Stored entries
---

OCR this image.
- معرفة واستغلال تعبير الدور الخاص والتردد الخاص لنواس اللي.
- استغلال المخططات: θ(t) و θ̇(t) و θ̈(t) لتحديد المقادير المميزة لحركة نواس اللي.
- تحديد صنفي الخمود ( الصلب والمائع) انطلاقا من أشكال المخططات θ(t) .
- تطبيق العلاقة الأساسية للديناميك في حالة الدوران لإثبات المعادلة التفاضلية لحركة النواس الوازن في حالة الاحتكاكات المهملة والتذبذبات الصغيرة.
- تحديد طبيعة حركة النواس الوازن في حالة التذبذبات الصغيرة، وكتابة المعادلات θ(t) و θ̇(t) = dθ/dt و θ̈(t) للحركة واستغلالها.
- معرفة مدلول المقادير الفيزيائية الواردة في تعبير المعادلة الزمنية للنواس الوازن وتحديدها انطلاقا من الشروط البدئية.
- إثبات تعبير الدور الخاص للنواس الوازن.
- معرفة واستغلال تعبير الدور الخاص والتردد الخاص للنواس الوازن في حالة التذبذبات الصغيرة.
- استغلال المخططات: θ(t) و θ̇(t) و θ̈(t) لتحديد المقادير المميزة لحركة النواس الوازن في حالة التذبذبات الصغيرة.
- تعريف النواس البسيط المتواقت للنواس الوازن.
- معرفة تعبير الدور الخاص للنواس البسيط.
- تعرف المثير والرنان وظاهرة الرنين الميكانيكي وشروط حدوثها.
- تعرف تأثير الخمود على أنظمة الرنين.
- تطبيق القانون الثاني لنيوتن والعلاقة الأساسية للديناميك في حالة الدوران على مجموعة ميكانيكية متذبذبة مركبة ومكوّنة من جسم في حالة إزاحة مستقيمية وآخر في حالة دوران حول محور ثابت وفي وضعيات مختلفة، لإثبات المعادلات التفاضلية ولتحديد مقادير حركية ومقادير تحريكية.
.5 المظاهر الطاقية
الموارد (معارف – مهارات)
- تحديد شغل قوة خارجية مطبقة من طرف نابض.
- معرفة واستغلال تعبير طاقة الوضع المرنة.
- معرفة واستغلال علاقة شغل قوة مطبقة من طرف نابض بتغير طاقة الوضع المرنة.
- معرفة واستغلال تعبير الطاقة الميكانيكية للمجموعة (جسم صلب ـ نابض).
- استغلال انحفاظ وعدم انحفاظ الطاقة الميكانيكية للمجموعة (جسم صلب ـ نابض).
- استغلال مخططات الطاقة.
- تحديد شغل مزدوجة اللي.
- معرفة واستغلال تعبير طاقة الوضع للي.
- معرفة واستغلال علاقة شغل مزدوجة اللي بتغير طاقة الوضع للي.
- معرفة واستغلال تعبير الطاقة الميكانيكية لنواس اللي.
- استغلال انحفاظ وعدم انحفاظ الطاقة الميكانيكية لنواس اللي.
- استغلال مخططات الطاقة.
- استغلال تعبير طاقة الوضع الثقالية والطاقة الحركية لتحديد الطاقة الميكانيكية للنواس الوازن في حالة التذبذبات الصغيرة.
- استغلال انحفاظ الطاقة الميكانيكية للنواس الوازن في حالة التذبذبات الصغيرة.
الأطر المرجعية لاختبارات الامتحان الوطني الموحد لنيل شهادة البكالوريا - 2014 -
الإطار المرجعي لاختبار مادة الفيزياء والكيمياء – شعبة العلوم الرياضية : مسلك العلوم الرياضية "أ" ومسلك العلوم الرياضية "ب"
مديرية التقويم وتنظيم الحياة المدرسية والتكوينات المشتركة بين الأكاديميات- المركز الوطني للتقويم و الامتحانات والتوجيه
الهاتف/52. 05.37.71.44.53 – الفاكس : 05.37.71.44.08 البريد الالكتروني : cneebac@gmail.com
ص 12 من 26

---

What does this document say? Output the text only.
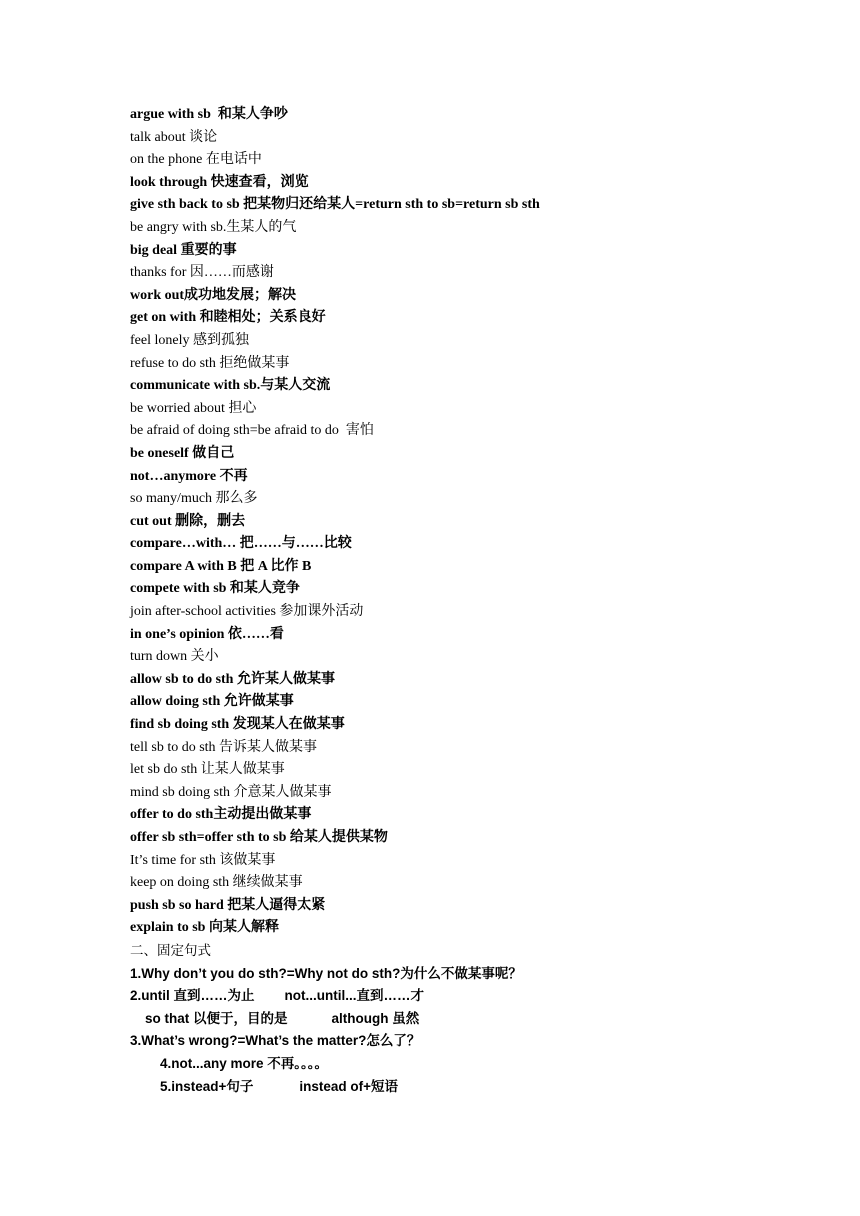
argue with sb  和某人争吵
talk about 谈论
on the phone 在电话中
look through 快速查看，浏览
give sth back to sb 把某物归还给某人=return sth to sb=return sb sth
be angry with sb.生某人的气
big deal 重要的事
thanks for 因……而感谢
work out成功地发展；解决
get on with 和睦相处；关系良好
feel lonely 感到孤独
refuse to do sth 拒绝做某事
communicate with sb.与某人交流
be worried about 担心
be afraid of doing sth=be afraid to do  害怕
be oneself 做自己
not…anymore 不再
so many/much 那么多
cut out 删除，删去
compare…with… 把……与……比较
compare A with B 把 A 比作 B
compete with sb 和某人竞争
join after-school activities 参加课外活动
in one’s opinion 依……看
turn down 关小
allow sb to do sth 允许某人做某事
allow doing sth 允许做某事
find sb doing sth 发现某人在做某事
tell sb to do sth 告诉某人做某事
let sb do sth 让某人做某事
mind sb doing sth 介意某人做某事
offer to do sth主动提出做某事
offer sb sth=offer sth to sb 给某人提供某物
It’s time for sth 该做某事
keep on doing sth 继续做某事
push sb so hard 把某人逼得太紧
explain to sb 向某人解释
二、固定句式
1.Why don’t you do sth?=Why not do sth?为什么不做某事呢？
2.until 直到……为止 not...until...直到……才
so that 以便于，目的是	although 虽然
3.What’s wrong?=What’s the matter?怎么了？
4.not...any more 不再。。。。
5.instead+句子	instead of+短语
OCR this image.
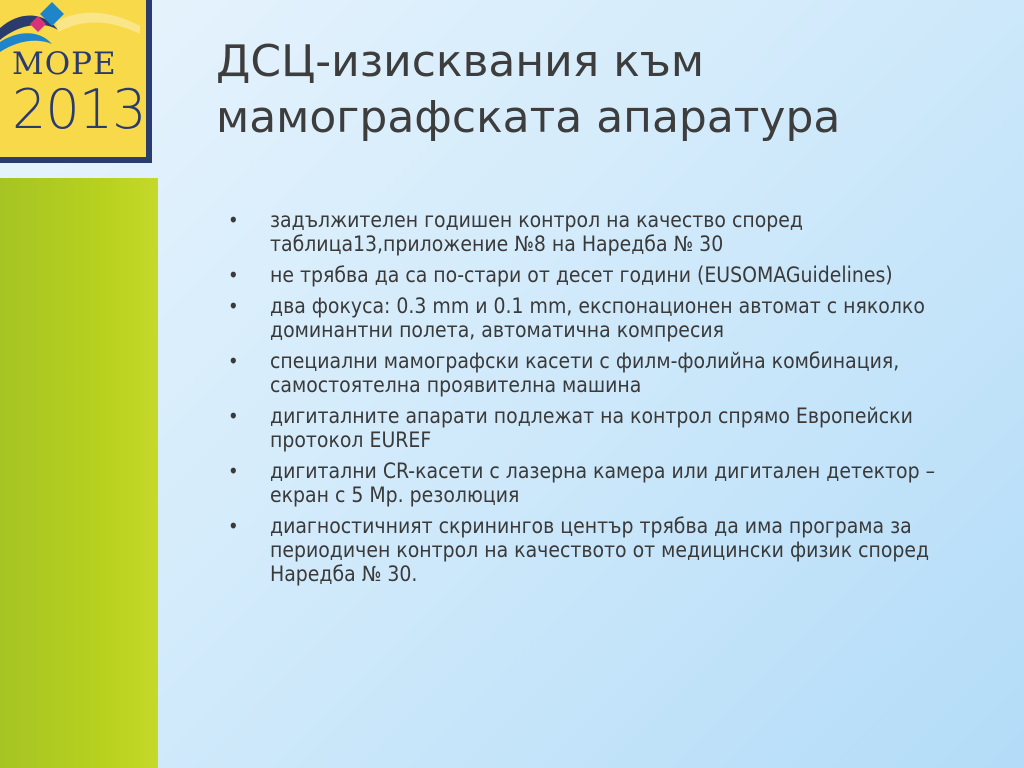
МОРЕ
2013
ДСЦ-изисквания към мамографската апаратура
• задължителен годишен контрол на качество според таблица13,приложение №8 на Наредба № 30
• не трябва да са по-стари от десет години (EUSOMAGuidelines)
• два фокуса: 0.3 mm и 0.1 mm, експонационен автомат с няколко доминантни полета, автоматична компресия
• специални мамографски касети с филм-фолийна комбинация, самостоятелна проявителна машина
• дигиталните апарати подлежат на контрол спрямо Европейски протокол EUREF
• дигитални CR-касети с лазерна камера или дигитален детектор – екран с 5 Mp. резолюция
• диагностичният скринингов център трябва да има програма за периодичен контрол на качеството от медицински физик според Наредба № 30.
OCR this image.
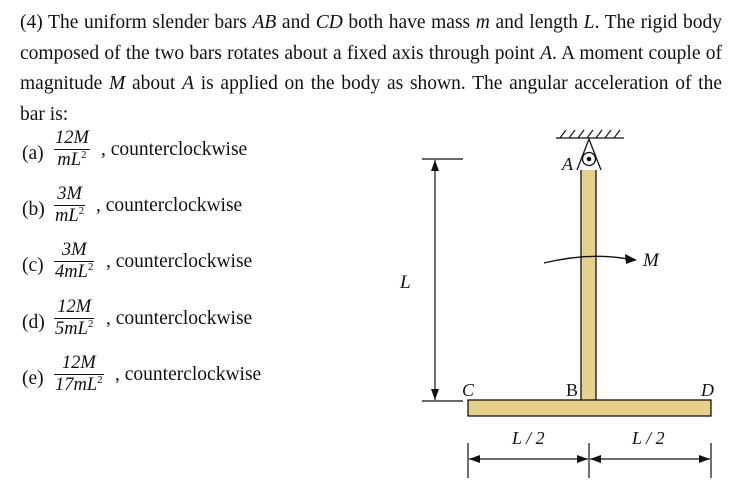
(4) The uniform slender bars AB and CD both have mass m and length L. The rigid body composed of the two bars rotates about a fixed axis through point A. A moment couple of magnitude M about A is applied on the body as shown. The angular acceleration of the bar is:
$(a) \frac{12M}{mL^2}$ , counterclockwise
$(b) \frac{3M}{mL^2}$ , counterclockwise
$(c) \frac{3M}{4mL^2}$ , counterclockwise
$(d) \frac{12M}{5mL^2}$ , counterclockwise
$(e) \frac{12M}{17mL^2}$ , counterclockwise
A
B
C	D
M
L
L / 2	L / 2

---

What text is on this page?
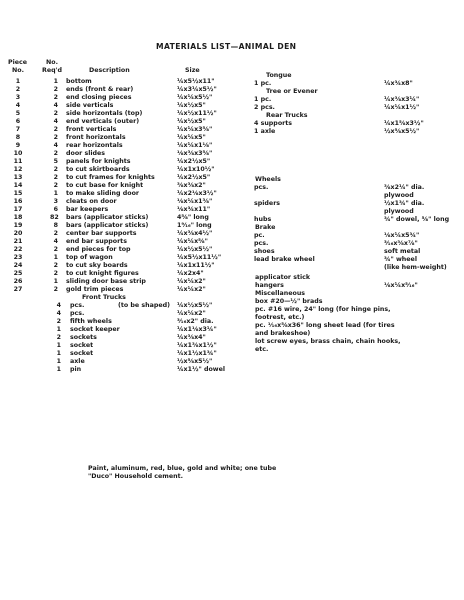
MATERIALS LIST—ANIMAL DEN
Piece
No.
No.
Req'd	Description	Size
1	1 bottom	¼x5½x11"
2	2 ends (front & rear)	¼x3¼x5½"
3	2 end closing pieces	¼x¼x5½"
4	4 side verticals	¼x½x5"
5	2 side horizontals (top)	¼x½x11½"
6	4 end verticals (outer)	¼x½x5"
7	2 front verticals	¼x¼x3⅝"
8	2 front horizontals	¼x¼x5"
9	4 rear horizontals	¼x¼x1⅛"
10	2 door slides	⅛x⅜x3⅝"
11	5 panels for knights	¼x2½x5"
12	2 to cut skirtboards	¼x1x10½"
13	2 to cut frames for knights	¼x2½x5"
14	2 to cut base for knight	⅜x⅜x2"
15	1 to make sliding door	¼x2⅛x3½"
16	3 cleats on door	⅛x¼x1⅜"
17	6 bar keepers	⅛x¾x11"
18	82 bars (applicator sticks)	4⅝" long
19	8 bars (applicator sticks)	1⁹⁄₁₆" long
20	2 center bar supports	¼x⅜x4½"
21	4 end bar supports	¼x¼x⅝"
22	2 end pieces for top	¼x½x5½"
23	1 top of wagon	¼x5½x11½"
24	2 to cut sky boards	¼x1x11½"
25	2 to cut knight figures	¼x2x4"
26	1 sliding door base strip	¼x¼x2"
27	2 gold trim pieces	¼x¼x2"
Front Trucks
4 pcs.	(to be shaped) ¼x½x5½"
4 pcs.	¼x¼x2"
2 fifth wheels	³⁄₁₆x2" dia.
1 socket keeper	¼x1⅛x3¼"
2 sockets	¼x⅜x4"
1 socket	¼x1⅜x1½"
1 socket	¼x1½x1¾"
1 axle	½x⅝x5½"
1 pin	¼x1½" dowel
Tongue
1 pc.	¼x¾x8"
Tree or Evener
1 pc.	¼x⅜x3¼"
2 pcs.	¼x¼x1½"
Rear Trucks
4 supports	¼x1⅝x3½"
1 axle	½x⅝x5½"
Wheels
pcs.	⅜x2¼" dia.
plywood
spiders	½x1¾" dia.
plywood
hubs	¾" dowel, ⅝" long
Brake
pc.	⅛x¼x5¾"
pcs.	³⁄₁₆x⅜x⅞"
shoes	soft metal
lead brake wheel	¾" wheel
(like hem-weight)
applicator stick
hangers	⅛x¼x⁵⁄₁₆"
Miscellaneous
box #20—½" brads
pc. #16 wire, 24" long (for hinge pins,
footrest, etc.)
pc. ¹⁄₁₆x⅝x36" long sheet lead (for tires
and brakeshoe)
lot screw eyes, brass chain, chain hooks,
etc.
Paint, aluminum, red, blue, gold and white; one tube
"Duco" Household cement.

---

Establish how many lines of the material above hold the word "معرفة". Nothing but the count should be returned.

◆ **SOLVED PROBLEM**:
10